Efforts by most states to reduce barriers and increase enrollment also may vary in the intensity of activity and the amount of resources that states are willing and able to devote to outreach and enrollment activities. In the past, states with high uninsurance rates have had more limited fiscal capacity as well as a lower level of fiscal effort with respect to Medicaid spending than have states with lower uninsurance rates.19 While federal matching rates for SCHIP are more generous than for Medicaid, concerns have been raised about the large amount of funds allocated to states in the early years of SCHIP that have not been spent. In particular, states with high-uninsurance communities appeared to have a considerably higher percentage of unspent SCHIP funds in 1999 compared with states with low-uninsurance communities.20 Whether this reflects the state's level of effort in getting eligible children enrolled is unclear, but it nevertheless is troubling since these states have the farthest to go in getting eligible children enrolled.
While low enrollment rates in public programs may reflect less effort by these states to enroll children, it is also possible that neither higher costs for private insurance nor limitations in state programs fully account for persistently high uninsurance rates in these areas. In addition to the particular difficulties in enrolling uninsured Hispanic children noted earlier, most of the high-uninsurance communities are concentrated in the southern and western states, while virtually all of the low-uninsurance communities are in the Northeast and upper-Midwest. These more general regional differences may have evolved along with the development of the economies of these regions: Large-scale manufacturing industries and heavily unionized workforces in the Northeast and Midwest have contributed greatly to the extensive private insurance coverage of the population in these areas.21 This may have resulted in a greater predisposition toward health coverage in these regions, as reflected in the decisions of employers, individuals, and state policymakers. To the extent that "cultural" differences across communities do play a role in influencing participation in public and private health insurance coverage, policymakers should be mindful that changing these patterns may take considerably more time and effort than they had anticipated. This time and effort are essential if SCHIP is to succeed in reducing the number of uninsured children.
The Center for Studying Health System Change is supported in full by the Robert Wood Johnson Foundation. The author thanks Jack Hadley, Paul Ginsburg, and Ann Greiner for providing helpful comments on an earlier draft. Beny Wu of Social and Scientific Systems provided excellent programming assistance.
=======
Task goal: Resume the report on uninsured children and state SCHIP enrollment, starting after its final sentence.
=======
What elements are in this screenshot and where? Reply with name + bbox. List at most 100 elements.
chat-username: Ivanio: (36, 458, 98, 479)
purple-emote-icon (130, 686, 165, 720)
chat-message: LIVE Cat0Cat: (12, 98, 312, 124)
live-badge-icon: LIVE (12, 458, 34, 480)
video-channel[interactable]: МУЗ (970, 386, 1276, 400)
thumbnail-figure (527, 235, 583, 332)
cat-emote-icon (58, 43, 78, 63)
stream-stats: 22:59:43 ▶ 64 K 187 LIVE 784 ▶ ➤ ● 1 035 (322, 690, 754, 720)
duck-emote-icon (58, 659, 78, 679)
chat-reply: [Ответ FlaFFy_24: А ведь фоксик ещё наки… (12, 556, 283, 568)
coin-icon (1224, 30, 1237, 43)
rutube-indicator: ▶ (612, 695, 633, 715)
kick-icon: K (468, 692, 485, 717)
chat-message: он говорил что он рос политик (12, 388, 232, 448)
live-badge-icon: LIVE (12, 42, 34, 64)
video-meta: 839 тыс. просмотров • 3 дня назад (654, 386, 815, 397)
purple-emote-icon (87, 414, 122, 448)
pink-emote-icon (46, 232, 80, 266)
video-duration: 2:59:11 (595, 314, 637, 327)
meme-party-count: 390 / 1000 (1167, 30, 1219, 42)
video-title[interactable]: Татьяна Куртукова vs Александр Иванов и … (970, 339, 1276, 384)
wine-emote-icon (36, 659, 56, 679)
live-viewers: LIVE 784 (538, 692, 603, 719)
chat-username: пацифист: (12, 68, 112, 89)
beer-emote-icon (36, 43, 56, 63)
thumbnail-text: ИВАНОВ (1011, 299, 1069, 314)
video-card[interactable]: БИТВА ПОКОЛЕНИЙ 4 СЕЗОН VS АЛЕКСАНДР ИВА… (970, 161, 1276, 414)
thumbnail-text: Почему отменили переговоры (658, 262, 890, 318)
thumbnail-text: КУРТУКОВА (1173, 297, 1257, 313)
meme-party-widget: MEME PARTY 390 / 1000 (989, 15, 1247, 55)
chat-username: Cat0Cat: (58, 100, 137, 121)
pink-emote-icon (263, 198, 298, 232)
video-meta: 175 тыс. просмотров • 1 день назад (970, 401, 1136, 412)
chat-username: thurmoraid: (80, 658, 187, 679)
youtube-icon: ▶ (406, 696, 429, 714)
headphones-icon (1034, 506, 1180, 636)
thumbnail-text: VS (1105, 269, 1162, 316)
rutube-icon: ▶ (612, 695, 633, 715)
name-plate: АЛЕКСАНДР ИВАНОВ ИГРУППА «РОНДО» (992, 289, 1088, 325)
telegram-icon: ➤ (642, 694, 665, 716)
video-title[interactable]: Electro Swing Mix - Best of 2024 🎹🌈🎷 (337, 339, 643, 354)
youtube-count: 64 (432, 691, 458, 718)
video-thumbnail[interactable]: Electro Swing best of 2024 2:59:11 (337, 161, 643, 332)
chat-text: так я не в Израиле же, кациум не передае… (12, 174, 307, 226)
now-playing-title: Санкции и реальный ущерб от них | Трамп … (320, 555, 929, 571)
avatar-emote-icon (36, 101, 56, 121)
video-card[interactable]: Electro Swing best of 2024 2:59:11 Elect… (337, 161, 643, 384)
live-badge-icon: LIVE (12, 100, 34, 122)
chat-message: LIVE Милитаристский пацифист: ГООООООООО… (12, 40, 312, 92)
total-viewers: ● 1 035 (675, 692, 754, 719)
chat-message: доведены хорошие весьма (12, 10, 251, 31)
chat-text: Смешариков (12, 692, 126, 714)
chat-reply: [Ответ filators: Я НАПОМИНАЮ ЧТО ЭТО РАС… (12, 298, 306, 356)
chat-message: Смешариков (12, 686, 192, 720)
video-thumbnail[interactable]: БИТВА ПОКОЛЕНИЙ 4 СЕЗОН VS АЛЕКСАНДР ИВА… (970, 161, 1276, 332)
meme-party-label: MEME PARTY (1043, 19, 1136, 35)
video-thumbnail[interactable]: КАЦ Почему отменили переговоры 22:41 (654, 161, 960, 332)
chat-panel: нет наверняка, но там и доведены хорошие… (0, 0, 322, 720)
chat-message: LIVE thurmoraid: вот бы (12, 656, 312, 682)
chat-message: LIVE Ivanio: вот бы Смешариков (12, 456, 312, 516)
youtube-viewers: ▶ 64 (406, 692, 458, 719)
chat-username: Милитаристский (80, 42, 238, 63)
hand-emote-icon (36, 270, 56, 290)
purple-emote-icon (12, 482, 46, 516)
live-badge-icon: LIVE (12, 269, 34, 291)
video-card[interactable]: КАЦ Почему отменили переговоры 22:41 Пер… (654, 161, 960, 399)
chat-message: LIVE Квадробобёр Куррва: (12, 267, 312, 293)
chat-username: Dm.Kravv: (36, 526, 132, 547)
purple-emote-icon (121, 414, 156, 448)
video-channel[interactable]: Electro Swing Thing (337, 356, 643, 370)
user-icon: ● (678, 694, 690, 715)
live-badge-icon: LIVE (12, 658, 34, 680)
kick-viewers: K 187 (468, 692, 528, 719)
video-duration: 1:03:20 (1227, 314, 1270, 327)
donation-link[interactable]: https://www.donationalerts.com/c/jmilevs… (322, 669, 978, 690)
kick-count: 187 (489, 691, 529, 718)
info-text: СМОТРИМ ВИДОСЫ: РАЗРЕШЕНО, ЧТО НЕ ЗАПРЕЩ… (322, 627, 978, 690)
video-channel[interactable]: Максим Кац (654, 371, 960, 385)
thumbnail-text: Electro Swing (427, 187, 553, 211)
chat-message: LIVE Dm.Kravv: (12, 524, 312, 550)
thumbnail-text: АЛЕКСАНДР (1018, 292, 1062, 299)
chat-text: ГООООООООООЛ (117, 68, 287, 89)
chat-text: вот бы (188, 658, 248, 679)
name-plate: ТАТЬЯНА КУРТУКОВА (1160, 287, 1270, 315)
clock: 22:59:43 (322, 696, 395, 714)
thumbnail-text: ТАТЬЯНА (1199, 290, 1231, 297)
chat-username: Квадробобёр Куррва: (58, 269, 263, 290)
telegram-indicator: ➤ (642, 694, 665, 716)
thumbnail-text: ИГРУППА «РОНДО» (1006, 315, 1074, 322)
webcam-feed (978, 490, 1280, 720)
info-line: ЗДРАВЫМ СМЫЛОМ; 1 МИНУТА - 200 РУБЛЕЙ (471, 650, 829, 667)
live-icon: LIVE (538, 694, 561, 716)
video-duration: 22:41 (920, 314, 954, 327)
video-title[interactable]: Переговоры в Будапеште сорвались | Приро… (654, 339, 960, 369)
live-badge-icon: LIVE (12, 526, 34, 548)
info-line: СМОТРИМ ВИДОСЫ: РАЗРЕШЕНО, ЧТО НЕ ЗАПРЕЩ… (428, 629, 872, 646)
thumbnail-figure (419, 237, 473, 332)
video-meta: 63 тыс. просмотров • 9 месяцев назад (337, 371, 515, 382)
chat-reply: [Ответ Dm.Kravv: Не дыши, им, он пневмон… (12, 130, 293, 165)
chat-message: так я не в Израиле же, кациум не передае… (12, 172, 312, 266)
=======
Answer to the problem:
NOTES
1.
M.H. Park and P.J. Cunningham, Some Communities Make Progress in Reducing
Children's Uninsurance, Data Bulletin no. 19 (Washington: Center for
Studying Health System Change, October 2000).
2. P.J. Cunningham and P.B. Ginsburg, "What Accounts
for Differences in Uninsurance Rates across Communities?" Inquiry
(Spring 2001): 6-21.
3. A more detailed description of the design of the
Community Tracking Study can be found in P. Kemper et al., "The Design
of the Community Tracking Study: A Longitudinal Study of Health System
Change and Its Effect on People," Inquiry (Summer 1996): 195-206;
and C.E. Metcalf et al., Site Definition and Sample Design for the
Community Tracking Study, Technical Pub. no. 1 (Washington: HSC, 1996).
4. R. Strouse et al., Report on Survey Methods for
the Community Tracking Study's 1996-1997 Household Survey, Technical
Pub. no. 15 (Washington: HSC, November 1998).
5. Estimates are weighted to reflect all US children
below age eighteen and to account for survey nonresponse. Standard
errors used in tests of statistical significance take into account
the complex survey design, including the clustering of most of the
sample into sixty sites; the national supplement; mixed sample frames
(telephone and in-person interviews); and the selection of multiple
families within a household.
6. We use the 1996-97 survey (pre-SCHIP) to classify
the communities, to observe how changes in eligibility and enrollment
in public and private insurance coverage changed across the three
groups of communities since the passage and implementation of SCHIP.
7. Thresholds for the "low" and "high" groups identify
communities that are significantly below and above the national average
for children's uninsurance rates (12 percent based on the CTS data),
while thresholds for the "moderate" group identify communities that
are closer to the national average for children's uninsurance. Three
groups were selected, to ensure adequate representation of both communities
and individuals within each group of sites. Using slightly different
thresholds does not materially affect either the results or the conclusions.
8. J. Currie and J. Gruber, "Health Insurance Eligibility,
Utilization of Medical Care, and Child Health," Quarterly Journal
of Economics (May 1998): 431-466; and T.M. Selden, J.S. Banthin, and
J.W. Cohen, "Medicaid's Problem Children: Eligible but Not Enrolled,"
Health Affairs (May/June 1998): 192-200.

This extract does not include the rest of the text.